**DO THIS**
Write out the whole listing again, exactly as given.

**EXERCISE INPUTS**
********

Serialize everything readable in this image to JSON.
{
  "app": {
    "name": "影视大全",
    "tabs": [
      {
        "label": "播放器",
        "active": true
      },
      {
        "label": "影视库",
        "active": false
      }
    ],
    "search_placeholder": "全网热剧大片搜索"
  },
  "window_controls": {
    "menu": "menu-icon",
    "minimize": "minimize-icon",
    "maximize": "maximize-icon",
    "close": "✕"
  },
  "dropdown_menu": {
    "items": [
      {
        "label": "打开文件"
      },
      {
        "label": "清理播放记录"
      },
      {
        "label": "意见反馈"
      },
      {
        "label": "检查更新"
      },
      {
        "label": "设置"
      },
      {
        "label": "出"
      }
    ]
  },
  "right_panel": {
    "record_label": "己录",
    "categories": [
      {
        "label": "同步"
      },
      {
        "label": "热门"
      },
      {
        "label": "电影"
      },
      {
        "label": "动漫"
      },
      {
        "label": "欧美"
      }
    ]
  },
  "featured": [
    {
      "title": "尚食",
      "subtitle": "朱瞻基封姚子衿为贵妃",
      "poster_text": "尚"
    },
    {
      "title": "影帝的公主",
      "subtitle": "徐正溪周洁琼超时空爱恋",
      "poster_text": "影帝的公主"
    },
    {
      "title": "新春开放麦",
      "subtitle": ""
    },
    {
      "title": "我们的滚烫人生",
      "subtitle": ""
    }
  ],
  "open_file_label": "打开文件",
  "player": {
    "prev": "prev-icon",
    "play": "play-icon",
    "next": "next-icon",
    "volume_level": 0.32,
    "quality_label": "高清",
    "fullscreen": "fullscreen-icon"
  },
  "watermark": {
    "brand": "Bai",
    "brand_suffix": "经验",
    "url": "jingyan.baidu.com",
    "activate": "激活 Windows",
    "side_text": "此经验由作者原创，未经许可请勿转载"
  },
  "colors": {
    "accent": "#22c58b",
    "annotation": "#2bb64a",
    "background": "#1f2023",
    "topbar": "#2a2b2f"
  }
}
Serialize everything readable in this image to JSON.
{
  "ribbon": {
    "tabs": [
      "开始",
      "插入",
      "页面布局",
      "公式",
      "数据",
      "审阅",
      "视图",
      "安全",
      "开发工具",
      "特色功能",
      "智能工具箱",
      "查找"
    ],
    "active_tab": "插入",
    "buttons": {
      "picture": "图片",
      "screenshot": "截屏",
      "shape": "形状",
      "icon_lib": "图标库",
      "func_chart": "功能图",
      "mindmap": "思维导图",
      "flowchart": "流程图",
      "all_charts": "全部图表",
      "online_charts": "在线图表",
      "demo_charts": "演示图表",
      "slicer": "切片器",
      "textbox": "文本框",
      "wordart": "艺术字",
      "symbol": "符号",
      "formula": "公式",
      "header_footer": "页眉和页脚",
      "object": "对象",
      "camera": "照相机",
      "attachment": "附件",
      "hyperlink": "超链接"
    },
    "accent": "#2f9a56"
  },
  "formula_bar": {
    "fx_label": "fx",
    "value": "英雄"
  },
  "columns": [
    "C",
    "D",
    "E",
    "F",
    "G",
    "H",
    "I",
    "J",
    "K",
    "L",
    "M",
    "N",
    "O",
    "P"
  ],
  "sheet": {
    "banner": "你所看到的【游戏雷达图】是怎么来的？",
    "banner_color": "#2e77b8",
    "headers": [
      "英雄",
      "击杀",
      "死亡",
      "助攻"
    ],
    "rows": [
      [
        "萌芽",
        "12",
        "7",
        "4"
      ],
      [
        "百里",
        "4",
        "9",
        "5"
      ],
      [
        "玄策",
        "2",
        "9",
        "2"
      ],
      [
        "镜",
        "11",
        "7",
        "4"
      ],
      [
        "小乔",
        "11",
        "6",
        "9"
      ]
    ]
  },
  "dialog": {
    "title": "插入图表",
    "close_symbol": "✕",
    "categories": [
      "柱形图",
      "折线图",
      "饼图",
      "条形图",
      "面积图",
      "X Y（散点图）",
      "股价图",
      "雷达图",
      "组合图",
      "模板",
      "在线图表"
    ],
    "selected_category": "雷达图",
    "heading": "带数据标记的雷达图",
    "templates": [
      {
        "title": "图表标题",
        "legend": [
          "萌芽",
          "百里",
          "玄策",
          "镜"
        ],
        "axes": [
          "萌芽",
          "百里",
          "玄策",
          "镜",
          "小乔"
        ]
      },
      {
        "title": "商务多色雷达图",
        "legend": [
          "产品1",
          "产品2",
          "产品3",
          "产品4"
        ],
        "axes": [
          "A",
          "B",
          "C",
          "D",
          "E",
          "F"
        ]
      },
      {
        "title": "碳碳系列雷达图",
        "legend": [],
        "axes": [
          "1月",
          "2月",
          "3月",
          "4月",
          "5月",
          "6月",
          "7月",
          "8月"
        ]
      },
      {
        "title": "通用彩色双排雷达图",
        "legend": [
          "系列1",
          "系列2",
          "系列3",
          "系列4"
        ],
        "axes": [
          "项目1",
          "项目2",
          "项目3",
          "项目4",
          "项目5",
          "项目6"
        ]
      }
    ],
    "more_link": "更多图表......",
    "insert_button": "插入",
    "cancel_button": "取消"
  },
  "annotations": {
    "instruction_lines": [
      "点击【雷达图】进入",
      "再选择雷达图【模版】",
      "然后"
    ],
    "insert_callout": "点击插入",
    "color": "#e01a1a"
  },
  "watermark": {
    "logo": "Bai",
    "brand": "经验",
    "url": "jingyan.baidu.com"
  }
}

********

**TASK ANSWER**
Serialize everything readable in this image to JSON.
{
  "app": {
    "name": "影视大全",
    "tabs": [
      {
        "label": "播放器",
        "active": true
      },
      {
        "label": "影视库",
        "active": false
      }
    ],
    "search_placeholder": "全网热剧大片搜索"
  },
  "window_controls": {
    "menu": "menu-icon",
    "minimize": "minimize-icon",
    "maximize": "maximize-icon",
    "close": "✕"
  },
  "dropdown_menu": {
    "items": [
      {
        "label": "打开文件"
      },
      {
        "label": "清理播放记录"
      },
      {
        "label": "意见反馈"
      },
      {
        "label": "检查更新"
      },
      {
        "label": "设置"
      },
      {
        "label": "出"
      }
    ]
  },
  "right_panel": {
    "record_label": "己录",
    "categories": [
      {
        "label": "同步"
      },
      {
        "label": "热门"
      },
      {
        "label": "电影"
      },
      {
        "label": "动漫"
      },
      {
        "label": "欧美"
      }
    ]
  },
  "featured": [
    {
      "title": "尚食",
      "subtitle": "朱瞻基封姚子衿为贵妃",
      "poster_text": "尚"
    },
    {
      "title": "影帝的公主",
      "subtitle": "徐正溪周洁琼超时空爱恋",
      "poster_text": "影帝的公主"
    },
    {
      "title": "新春开放麦",
      "subtitle": ""
    },
    {
      "title": "我们的滚烫人生",
      "subtitle": ""
    }
  ],
  "open_file_label": "打开文件",
  "player": {
    "prev": "prev-icon",
    "play": "play-icon",
    "next": "next-icon",
    "volume_level": 0.32,
    "quality_label": "高清",
    "fullscreen": "fullscreen-icon"
  },
  "watermark": {
    "brand": "Bai",
    "brand_suffix": "经验",
    "url": "jingyan.baidu.com",
    "activate": "激活 Windows",
    "side_text": "此经验由作者原创，未经许可请勿转载"
  },
  "colors": {
    "accent": "#22c58b",
    "annotation": "#2bb64a",
    "background": "#1f2023",
    "topbar": "#2a2b2f"
  }
}
Serialize everything readable in this image to JSON.
{
  "ribbon": {
    "tabs": [
      "开始",
      "插入",
      "页面布局",
      "公式",
      "数据",
      "审阅",
      "视图",
      "安全",
      "开发工具",
      "特色功能",
      "智能工具箱",
      "查找"
    ],
    "active_tab": "插入",
    "buttons": {
      "picture": "图片",
      "screenshot": "截屏",
      "shape": "形状",
      "icon_lib": "图标库",
      "func_chart": "功能图",
      "mindmap": "思维导图",
      "flowchart": "流程图",
      "all_charts": "全部图表",
      "online_charts": "在线图表",
      "demo_charts": "演示图表",
      "slicer": "切片器",
      "textbox": "文本框",
      "wordart": "艺术字",
      "symbol": "符号",
      "formula": "公式",
      "header_footer": "页眉和页脚",
      "object": "对象",
      "camera": "照相机",
      "attachment": "附件",
      "hyperlink": "超链接"
    },
    "accent": "#2f9a56"
  },
  "formula_bar": {
    "fx_label": "fx",
    "value": "英雄"
  },
  "columns": [
    "C",
    "D",
    "E",
    "F",
    "G",
    "H",
    "I",
    "J",
    "K",
    "L",
    "M",
    "N",
    "O",
    "P"
  ],
  "sheet": {
    "banner": "你所看到的【游戏雷达图】是怎么来的？",
    "banner_color": "#2e77b8",
    "headers": [
      "英雄",
      "击杀",
      "死亡",
      "助攻"
    ],
    "rows": [
      [
        "萌芽",
        "12",
        "7",
        "4"
      ],
      [
        "百里",
        "4",
        "9",
        "5"
      ],
      [
        "玄策",
        "2",
        "9",
        "2"
      ],
      [
        "镜",
        "11",
        "7",
        "4"
      ],
      [
        "小乔",
        "11",
        "6",
        "9"
      ]
    ]
  },
  "dialog": {
    "title": "插入图表",
    "close_symbol": "✕",
    "categories": [
      "柱形图",
      "折线图",
      "饼图",
      "条形图",
      "面积图",
      "X Y（散点图）",
      "股价图",
      "雷达图",
      "组合图",
      "模板",
      "在线图表"
    ],
    "selected_category": "雷达图",
    "heading": "带数据标记的雷达图",
    "templates": [
      {
        "title": "图表标题",
        "legend": [
          "萌芽",
          "百里",
          "玄策",
          "镜"
        ],
        "axes": [
          "萌芽",
          "百里",
          "玄策",
          "镜",
          "小乔"
        ]
      },
      {
        "title": "商务多色雷达图",
        "legend": [
          "产品1",
          "产品2",
          "产品3",
          "产品4"
        ],
        "axes": [
          "A",
          "B",
          "C",
          "D",
          "E",
          "F"
        ]
      },
      {
        "title": "碳碳系列雷达图",
        "legend": [],
        "axes": [
          "1月",
          "2月",
          "3月",
          "4月",
          "5月",
          "6月",
          "7月",
          "8月"
        ]
      },
      {
        "title": "通用彩色双排雷达图",
        "legend": [
          "系列1",
          "系列2",
          "系列3",
          "系列4"
        ],
        "axes": [
          "项目1",
          "项目2",
          "项目3",
          "项目4",
          "项目5",
          "项目6"
        ]
      }
    ],
    "more_link": "更多图表......",
    "insert_button": "插入",
    "cancel_button": "取消"
  },
  "annotations": {
    "instruction_lines": [
      "点击【雷达图】进入",
      "再选择雷达图【模版】",
      "然后"
    ],
    "insert_callout": "点击插入",
    "color": "#e01a1a"
  },
  "watermark": {
    "logo": "Bai",
    "brand": "经验",
    "url": "jingyan.baidu.com"
  }
}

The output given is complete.